> [WHAT TO DO]:
Extract each line bearing the word "marker".
* * *
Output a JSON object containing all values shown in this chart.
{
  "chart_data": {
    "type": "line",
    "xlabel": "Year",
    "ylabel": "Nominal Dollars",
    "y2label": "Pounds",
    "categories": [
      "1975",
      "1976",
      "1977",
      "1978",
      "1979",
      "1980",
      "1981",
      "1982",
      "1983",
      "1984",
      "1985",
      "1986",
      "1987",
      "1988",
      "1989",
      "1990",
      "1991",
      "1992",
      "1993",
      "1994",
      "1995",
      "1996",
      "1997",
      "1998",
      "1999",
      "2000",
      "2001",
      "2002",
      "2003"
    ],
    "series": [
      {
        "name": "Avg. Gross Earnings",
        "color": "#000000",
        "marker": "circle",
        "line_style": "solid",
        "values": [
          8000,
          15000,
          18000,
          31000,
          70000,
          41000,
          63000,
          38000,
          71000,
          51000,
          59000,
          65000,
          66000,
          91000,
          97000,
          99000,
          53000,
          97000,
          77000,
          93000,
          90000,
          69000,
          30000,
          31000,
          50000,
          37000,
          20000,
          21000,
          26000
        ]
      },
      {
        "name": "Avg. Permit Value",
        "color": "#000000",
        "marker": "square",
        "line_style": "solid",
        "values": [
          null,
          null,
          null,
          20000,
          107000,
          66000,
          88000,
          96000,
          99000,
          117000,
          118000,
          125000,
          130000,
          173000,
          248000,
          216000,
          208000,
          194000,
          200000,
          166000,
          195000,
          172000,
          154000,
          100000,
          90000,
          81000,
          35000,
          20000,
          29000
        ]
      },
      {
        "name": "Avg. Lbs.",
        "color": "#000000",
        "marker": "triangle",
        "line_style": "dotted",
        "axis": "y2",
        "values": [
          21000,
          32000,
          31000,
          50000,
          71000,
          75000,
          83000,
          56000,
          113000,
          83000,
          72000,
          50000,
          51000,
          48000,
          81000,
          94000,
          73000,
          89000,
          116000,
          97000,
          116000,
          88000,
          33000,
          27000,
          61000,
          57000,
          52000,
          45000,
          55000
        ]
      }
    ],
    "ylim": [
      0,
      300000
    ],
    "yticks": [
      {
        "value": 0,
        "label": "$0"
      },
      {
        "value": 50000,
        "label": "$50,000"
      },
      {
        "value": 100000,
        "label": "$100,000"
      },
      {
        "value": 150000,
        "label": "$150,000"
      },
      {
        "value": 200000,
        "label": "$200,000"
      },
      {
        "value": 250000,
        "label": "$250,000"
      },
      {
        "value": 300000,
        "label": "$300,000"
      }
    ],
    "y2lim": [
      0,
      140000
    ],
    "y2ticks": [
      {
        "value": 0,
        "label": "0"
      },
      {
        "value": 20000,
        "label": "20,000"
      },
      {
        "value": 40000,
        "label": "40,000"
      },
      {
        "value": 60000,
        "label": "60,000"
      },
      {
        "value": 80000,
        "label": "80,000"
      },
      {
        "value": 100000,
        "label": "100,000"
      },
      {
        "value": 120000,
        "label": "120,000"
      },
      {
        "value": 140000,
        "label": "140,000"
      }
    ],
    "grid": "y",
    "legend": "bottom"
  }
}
* * *
> [FULL SOLUTION]:
        "marker": "circle",
        "marker": "square",
        "marker": "triangle",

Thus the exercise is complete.